--- Start MATERIAL TO PROCESS ---

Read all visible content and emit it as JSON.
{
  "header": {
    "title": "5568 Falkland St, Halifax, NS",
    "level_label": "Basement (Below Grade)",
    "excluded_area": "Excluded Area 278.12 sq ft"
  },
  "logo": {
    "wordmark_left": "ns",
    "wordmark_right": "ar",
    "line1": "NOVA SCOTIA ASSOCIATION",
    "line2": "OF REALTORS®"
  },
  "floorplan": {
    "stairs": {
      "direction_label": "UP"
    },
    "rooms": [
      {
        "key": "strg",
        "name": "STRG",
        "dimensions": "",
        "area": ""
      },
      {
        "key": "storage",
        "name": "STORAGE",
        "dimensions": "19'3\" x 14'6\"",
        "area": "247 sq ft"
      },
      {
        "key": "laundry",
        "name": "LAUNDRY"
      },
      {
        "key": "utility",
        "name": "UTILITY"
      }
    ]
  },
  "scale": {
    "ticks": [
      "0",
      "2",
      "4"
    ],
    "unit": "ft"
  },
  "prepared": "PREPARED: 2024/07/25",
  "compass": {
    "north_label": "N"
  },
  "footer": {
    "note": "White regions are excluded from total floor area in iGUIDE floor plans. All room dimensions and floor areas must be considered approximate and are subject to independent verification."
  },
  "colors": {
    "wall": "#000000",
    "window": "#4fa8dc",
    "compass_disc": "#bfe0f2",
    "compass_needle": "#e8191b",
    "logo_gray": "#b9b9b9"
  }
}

--- End MATERIAL TO PROCESS ---

Repeat the data above, word for word.

SOLUTION:
Read all visible content and emit it as JSON.
{
  "header": {
    "title": "5568 Falkland St, Halifax, NS",
    "level_label": "Basement (Below Grade)",
    "excluded_area": "Excluded Area 278.12 sq ft"
  },
  "logo": {
    "wordmark_left": "ns",
    "wordmark_right": "ar",
    "line1": "NOVA SCOTIA ASSOCIATION",
    "line2": "OF REALTORS®"
  },
  "floorplan": {
    "stairs": {
      "direction_label": "UP"
    },
    "rooms": [
      {
        "key": "strg",
        "name": "STRG",
        "dimensions": "",
        "area": ""
      },
      {
        "key": "storage",
        "name": "STORAGE",
        "dimensions": "19'3\" x 14'6\"",
        "area": "247 sq ft"
      },
      {
        "key": "laundry",
        "name": "LAUNDRY"
      },
      {
        "key": "utility",
        "name": "UTILITY"
      }
    ]
  },
  "scale": {
    "ticks": [
      "0",
      "2",
      "4"
    ],
    "unit": "ft"
  },
  "prepared": "PREPARED: 2024/07/25",
  "compass": {
    "north_label": "N"
  },
  "footer": {
    "note": "White regions are excluded from total floor area in iGUIDE floor plans. All room dimensions and floor areas must be considered approximate and are subject to independent verification."
  },
  "colors": {
    "wall": "#000000",
    "window": "#4fa8dc",
    "compass_disc": "#bfe0f2",
    "compass_needle": "#e8191b",
    "logo_gray": "#b9b9b9"
  }
}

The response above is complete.